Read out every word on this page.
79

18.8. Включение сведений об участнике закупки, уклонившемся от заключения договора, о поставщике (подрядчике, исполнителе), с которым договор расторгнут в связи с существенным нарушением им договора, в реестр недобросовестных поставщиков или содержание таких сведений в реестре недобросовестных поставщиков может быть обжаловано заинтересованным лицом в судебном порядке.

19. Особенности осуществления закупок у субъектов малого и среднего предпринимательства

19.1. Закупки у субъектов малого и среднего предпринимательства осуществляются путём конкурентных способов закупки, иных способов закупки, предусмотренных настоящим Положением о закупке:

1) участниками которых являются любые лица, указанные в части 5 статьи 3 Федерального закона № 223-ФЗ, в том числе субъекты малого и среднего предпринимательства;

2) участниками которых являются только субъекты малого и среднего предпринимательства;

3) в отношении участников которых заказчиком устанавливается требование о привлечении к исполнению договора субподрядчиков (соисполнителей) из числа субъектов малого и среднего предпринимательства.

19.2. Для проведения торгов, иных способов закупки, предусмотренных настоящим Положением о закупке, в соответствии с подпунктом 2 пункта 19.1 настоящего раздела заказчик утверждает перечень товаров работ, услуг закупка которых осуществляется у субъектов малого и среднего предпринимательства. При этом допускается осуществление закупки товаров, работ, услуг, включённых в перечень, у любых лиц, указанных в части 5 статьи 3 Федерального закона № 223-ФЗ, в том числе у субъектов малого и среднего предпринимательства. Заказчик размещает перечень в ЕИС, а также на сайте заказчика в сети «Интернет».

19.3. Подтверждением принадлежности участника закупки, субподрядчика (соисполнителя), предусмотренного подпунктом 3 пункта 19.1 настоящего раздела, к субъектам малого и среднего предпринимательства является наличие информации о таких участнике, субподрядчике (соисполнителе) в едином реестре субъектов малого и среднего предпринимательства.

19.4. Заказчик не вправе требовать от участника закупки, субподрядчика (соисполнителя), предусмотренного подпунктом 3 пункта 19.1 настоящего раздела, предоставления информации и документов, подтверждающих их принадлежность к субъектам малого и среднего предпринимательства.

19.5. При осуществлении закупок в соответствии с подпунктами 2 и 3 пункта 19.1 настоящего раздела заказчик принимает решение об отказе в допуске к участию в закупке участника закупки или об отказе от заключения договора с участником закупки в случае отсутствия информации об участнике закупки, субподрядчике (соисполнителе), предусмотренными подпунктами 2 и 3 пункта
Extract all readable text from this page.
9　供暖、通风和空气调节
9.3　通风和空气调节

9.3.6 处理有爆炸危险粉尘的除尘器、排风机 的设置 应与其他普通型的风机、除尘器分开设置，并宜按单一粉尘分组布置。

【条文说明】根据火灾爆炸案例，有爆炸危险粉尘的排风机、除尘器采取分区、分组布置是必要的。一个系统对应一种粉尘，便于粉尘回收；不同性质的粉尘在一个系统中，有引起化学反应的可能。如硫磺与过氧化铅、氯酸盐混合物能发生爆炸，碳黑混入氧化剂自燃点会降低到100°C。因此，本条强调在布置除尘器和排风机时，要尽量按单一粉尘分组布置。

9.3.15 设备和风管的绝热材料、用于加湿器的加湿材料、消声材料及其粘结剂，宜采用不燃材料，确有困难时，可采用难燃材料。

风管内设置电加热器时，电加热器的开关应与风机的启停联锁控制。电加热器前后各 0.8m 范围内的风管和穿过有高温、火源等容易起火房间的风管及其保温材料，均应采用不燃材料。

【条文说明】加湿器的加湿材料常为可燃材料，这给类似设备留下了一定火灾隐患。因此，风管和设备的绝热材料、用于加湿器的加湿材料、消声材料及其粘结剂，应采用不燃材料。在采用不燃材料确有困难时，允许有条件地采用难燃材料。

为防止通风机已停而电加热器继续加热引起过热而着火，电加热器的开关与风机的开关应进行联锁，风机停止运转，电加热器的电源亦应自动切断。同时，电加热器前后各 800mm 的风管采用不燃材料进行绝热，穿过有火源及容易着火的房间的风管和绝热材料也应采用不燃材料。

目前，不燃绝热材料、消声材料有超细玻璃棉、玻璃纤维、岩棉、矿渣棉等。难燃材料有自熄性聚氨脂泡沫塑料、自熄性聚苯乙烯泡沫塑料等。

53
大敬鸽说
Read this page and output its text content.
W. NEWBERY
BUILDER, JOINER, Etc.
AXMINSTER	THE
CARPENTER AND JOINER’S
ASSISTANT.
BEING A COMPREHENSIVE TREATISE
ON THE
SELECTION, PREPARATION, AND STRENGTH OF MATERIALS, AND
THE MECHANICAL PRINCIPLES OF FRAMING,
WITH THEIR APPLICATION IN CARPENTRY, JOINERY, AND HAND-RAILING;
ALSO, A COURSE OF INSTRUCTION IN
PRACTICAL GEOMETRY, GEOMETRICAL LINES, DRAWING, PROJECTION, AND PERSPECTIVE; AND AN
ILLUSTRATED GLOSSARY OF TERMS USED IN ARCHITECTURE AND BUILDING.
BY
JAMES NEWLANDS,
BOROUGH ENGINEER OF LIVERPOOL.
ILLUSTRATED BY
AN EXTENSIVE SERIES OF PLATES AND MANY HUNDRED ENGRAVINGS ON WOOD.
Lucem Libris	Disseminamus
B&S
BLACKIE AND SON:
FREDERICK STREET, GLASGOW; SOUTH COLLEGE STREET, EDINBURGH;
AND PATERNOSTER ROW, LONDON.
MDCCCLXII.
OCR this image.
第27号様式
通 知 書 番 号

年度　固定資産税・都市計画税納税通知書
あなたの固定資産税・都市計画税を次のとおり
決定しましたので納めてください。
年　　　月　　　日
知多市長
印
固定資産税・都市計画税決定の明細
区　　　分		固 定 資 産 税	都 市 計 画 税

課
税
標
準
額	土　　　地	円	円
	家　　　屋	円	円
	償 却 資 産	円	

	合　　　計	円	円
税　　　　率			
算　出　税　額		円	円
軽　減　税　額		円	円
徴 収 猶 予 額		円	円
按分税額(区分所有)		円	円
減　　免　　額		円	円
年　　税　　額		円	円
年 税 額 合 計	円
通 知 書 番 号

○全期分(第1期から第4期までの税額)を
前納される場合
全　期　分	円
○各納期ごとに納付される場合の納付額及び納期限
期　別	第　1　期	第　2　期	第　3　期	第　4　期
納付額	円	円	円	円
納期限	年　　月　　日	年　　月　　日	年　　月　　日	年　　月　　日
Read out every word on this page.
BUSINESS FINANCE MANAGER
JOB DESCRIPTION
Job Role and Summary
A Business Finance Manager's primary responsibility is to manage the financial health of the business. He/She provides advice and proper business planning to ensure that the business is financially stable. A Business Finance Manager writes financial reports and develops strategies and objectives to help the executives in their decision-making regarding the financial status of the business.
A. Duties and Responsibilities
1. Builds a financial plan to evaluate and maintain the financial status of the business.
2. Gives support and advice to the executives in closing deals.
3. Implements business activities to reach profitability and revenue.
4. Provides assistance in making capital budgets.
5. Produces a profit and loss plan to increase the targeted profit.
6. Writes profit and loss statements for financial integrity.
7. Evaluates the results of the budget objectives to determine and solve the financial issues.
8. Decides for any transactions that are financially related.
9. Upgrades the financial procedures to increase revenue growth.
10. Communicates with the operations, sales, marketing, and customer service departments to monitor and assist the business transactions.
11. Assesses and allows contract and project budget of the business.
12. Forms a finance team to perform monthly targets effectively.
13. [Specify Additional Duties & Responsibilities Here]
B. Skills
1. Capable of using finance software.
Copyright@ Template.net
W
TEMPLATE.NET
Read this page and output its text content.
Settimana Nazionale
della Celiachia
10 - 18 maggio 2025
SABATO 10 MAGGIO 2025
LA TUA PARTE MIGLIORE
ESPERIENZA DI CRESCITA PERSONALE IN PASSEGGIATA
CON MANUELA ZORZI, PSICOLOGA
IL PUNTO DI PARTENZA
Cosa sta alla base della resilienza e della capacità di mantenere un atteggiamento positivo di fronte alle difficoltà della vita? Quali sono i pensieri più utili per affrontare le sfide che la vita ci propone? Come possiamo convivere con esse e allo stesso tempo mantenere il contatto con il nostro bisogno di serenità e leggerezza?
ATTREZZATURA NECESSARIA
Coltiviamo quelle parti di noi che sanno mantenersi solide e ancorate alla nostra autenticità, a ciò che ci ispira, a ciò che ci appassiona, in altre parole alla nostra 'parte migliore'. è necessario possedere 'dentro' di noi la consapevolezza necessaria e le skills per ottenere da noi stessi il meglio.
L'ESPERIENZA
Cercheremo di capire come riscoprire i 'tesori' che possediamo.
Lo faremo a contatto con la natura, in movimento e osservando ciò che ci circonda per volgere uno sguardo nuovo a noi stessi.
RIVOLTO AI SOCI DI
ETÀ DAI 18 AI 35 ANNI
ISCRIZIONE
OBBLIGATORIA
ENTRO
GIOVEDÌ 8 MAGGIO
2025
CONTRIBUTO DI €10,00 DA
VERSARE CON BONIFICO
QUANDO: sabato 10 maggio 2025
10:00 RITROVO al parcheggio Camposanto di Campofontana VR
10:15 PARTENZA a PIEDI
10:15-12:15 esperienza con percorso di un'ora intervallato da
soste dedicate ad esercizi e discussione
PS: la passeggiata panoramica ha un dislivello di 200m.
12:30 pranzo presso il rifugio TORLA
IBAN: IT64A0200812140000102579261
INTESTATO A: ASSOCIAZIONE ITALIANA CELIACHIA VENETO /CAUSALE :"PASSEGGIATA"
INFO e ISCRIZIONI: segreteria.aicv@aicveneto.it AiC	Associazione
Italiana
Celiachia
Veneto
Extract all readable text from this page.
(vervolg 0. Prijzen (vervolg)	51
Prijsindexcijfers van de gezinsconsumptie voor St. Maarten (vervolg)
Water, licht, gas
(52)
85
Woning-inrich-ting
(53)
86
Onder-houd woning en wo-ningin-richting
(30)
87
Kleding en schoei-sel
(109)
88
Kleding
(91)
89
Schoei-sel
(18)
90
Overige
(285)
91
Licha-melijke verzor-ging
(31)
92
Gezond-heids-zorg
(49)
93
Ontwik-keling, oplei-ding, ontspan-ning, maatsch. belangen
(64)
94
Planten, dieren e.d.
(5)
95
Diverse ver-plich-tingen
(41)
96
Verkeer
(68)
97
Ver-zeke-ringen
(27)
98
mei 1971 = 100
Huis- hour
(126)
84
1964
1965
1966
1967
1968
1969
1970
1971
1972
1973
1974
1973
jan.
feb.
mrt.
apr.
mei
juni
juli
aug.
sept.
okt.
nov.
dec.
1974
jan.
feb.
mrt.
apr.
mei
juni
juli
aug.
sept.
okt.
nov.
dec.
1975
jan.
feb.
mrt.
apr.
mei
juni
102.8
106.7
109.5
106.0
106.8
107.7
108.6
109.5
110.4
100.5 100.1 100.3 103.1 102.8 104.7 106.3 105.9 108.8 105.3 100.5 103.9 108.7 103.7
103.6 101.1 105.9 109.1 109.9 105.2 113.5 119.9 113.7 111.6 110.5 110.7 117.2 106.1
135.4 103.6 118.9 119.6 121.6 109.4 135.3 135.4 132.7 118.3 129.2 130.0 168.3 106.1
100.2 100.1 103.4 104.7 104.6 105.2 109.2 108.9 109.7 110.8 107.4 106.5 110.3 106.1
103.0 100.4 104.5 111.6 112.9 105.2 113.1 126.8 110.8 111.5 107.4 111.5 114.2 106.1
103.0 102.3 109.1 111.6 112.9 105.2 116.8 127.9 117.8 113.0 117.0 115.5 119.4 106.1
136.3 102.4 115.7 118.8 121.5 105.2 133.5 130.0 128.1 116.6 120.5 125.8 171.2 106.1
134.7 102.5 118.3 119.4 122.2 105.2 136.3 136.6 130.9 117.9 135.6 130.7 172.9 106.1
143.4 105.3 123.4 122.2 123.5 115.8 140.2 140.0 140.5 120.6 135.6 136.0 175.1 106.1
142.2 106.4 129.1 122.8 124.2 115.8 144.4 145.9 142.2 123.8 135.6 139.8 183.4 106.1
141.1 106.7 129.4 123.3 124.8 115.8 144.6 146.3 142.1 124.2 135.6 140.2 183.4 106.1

--- SHORT PROBLEM ---
Look through the data above. Find each line with the string "соисполнителя" and copy it.

--- SOLUTION TO THIS EXERCISE ---
19.3. Подтверждением принадлежности участника закупки, субподрядчика (соисполнителя), предусмотренного подпунктом 3 пункта 19.1 настоящего раздела, к субъектам малого и среднего предпринимательства является наличие информации о таких участнике, субподрядчике (соисполнителе) в едином реестре субъектов малого и среднего предпринимательства.
19.4. Заказчик не вправе требовать от участника закупки, субподрядчика (соисполнителя), предусмотренного подпунктом 3 пункта 19.1 настоящего раздела, предоставления информации и документов, подтверждающих их принадлежность к субъектам малого и среднего предпринимательства.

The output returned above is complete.